● **What you will do**:
Give the number of lines holding the string "التي" and nothing more.

Data records
......

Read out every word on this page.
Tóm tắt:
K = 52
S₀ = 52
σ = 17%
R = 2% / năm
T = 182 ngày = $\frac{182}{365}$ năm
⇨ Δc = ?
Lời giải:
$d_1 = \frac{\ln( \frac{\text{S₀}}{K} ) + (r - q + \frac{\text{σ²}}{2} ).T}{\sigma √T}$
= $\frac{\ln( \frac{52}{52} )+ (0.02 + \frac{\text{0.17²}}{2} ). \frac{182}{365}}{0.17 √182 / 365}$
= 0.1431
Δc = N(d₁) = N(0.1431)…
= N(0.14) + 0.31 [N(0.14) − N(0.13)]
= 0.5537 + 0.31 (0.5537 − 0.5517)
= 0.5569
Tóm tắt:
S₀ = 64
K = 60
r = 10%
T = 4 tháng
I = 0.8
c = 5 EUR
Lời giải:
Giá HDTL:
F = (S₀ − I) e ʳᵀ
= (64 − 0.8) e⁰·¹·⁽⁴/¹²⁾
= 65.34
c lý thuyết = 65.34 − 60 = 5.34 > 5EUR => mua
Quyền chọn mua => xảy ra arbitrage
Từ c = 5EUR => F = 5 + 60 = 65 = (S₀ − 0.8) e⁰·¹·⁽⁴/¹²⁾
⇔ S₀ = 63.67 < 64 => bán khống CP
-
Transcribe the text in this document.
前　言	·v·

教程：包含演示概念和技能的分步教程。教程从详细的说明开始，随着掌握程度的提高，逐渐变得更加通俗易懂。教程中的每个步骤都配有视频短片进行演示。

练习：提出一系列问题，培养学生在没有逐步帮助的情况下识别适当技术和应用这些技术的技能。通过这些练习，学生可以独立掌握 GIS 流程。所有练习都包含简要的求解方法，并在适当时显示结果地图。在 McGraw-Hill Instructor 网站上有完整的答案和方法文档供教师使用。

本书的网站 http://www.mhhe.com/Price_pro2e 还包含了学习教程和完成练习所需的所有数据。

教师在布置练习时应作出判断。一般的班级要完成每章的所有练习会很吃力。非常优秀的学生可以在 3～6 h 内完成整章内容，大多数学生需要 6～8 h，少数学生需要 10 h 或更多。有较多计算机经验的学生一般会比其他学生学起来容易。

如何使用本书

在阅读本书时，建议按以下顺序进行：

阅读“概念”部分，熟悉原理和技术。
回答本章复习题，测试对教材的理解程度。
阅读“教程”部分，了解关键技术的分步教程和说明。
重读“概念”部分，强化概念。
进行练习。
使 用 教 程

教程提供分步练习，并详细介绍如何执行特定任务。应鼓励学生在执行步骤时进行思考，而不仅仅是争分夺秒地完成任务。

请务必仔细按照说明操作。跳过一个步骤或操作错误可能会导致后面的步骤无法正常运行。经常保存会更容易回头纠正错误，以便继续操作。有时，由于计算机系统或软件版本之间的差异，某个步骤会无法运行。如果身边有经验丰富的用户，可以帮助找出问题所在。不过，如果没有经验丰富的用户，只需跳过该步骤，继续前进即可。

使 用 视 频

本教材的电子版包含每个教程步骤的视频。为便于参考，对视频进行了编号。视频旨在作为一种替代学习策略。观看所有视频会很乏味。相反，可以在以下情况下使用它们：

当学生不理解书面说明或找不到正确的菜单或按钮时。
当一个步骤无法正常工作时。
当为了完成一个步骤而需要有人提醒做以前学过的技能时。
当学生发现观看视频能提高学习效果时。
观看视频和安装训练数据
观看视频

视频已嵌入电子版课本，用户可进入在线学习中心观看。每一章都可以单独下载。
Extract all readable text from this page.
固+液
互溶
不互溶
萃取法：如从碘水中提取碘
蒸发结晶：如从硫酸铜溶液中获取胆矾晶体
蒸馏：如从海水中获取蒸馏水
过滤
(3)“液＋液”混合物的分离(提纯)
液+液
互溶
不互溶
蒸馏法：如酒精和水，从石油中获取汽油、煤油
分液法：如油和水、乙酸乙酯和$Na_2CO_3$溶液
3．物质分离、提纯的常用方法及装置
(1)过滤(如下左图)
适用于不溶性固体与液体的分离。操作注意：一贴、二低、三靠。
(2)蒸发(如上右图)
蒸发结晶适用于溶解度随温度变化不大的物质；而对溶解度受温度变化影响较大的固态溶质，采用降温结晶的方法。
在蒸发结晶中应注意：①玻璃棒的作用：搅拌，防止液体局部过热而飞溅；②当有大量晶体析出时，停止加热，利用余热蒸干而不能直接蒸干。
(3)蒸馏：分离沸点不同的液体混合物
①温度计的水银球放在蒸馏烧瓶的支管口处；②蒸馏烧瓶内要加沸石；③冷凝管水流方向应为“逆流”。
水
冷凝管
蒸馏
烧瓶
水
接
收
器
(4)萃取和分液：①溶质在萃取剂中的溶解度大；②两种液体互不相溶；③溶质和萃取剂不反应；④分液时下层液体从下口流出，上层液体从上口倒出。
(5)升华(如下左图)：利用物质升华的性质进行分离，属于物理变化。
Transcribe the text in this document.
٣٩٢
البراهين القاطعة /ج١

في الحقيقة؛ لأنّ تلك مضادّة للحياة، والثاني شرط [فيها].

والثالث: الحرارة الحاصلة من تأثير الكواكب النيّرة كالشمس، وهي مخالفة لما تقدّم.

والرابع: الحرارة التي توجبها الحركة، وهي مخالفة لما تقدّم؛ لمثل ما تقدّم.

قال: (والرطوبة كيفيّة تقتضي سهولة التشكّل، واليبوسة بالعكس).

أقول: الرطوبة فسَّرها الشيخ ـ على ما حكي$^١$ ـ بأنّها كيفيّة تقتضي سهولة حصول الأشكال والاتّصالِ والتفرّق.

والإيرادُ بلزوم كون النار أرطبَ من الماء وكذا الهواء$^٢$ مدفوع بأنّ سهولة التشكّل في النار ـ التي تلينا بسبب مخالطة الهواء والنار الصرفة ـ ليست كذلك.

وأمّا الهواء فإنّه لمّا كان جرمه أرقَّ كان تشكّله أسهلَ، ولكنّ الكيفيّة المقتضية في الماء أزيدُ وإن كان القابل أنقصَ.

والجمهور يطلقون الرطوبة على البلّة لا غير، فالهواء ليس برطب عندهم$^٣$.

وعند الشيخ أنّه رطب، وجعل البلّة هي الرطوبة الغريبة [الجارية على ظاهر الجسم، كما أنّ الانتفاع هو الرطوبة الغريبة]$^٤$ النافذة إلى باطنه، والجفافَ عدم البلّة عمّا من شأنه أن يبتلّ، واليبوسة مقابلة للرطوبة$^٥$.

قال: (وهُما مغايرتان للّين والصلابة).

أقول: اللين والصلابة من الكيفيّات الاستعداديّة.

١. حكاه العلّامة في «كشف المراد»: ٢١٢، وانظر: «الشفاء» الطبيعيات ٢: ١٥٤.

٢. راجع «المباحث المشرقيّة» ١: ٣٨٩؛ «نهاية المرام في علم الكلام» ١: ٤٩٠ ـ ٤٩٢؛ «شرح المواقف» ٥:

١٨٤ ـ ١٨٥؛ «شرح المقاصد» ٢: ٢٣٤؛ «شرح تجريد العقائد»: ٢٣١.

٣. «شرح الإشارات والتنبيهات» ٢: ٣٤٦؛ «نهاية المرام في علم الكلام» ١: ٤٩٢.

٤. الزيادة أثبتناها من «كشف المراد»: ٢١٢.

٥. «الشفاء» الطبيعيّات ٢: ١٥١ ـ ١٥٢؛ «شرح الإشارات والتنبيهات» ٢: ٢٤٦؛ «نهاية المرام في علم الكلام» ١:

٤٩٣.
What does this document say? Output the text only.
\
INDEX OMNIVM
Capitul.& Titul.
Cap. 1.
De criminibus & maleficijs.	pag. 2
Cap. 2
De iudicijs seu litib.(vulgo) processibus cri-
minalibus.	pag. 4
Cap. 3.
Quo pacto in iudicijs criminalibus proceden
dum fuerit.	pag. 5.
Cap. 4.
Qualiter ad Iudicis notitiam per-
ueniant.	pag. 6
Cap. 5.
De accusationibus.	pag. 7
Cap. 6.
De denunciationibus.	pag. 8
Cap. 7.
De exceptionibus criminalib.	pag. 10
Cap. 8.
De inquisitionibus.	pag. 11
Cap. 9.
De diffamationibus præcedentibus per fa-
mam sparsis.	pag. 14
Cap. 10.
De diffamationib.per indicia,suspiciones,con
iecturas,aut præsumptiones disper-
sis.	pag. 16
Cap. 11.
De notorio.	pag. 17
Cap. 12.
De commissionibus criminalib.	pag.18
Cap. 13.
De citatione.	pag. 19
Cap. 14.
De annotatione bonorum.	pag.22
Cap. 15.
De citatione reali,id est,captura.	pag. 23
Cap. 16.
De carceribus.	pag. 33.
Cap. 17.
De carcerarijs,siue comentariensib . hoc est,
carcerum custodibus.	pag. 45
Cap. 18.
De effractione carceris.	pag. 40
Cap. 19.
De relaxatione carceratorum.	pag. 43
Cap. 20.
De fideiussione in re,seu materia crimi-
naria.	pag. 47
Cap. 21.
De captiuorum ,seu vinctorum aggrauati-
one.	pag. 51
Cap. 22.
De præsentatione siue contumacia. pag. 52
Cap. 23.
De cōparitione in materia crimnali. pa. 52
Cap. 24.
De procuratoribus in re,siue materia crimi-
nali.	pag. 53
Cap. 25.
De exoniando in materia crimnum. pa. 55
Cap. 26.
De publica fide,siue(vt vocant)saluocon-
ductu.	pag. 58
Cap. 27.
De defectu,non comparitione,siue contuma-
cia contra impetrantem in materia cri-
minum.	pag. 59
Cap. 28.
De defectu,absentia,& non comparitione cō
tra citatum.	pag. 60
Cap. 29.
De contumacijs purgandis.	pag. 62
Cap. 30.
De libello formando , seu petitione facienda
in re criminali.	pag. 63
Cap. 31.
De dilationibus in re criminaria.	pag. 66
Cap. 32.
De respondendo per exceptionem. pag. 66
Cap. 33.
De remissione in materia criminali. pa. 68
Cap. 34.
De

......

● **Exercise solution**:
2